■ Short exercise ■
The listing below should be written out exactly; please include all of it.

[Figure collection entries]

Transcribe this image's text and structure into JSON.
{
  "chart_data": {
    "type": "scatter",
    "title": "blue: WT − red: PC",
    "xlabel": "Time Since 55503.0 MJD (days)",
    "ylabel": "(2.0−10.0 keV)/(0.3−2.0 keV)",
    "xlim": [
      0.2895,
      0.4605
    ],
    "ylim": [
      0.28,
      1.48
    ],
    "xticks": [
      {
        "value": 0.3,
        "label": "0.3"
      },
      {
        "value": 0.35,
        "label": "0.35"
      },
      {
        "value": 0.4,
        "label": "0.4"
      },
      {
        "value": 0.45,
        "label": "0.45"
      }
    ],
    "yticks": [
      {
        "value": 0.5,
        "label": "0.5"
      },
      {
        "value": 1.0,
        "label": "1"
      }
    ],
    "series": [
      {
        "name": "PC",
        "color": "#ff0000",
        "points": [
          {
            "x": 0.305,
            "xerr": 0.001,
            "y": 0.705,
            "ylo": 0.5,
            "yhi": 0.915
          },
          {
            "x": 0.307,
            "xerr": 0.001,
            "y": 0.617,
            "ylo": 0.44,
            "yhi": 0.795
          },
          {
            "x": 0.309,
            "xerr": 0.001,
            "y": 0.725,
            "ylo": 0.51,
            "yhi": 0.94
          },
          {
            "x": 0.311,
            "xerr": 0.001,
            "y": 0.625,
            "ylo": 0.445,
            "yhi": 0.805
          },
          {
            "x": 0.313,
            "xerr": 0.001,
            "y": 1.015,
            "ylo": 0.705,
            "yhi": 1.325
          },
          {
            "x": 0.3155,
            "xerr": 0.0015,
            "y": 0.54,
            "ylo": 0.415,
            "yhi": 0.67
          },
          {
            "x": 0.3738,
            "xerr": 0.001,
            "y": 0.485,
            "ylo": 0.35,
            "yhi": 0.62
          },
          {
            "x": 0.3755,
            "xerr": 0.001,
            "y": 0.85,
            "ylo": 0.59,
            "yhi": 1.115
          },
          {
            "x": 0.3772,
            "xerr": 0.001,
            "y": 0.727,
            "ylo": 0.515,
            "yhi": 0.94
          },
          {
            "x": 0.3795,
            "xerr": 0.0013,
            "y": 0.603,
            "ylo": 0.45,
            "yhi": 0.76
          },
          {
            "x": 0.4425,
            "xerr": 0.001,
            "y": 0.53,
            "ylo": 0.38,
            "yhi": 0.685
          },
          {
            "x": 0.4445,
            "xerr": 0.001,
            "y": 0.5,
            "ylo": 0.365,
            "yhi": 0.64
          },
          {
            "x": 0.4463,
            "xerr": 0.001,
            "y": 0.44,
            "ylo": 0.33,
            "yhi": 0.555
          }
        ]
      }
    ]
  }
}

■ Exercise result ■
Transcribe this image's text and structure into JSON.
{
  "chart_data": {
    "type": "scatter",
    "title": "blue: WT − red: PC",
    "xlabel": "Time Since 55503.0 MJD (days)",
    "ylabel": "(2.0−10.0 keV)/(0.3−2.0 keV)",
    "xlim": [
      0.2895,
      0.4605
    ],
    "ylim": [
      0.28,
      1.48
    ],
    "xticks": [
      {
        "value": 0.3,
        "label": "0.3"
      },
      {
        "value": 0.35,
        "label": "0.35"
      },
      {
        "value": 0.4,
        "label": "0.4"
      },
      {
        "value": 0.45,
        "label": "0.45"
      }
    ],
    "yticks": [
      {
        "value": 0.5,
        "label": "0.5"
      },
      {
        "value": 1.0,
        "label": "1"
      }
    ],
    "series": [
      {
        "name": "PC",
        "color": "#ff0000",
        "points": [
          {
            "x": 0.305,
            "xerr": 0.001,
            "y": 0.705,
            "ylo": 0.5,
            "yhi": 0.915
          },
          {
            "x": 0.307,
            "xerr": 0.001,
            "y": 0.617,
            "ylo": 0.44,
            "yhi": 0.795
          },
          {
            "x": 0.309,
            "xerr": 0.001,
            "y": 0.725,
            "ylo": 0.51,
            "yhi": 0.94
          },
          {
            "x": 0.311,
            "xerr": 0.001,
            "y": 0.625,
            "ylo": 0.445,
            "yhi": 0.805
          },
          {
            "x": 0.313,
            "xerr": 0.001,
            "y": 1.015,
            "ylo": 0.705,
            "yhi": 1.325
          },
          {
            "x": 0.3155,
            "xerr": 0.0015,
            "y": 0.54,
            "ylo": 0.415,
            "yhi": 0.67
          },
          {
            "x": 0.3738,
            "xerr": 0.001,
            "y": 0.485,
            "ylo": 0.35,
            "yhi": 0.62
          },
          {
            "x": 0.3755,
            "xerr": 0.001,
            "y": 0.85,
            "ylo": 0.59,
            "yhi": 1.115
          },
          {
            "x": 0.3772,
            "xerr": 0.001,
            "y": 0.727,
            "ylo": 0.515,
            "yhi": 0.94
          },
          {
            "x": 0.3795,
            "xerr": 0.0013,
            "y": 0.603,
            "ylo": 0.45,
            "yhi": 0.76
          },
          {
            "x": 0.4425,
            "xerr": 0.001,
            "y": 0.53,
            "ylo": 0.38,
            "yhi": 0.685
          },
          {
            "x": 0.4445,
            "xerr": 0.001,
            "y": 0.5,
            "ylo": 0.365,
            "yhi": 0.64
          },
          {
            "x": 0.4463,
            "xerr": 0.001,
            "y": 0.44,
            "ylo": 0.33,
            "yhi": 0.555
          }
        ]
      }
    ]
  }
}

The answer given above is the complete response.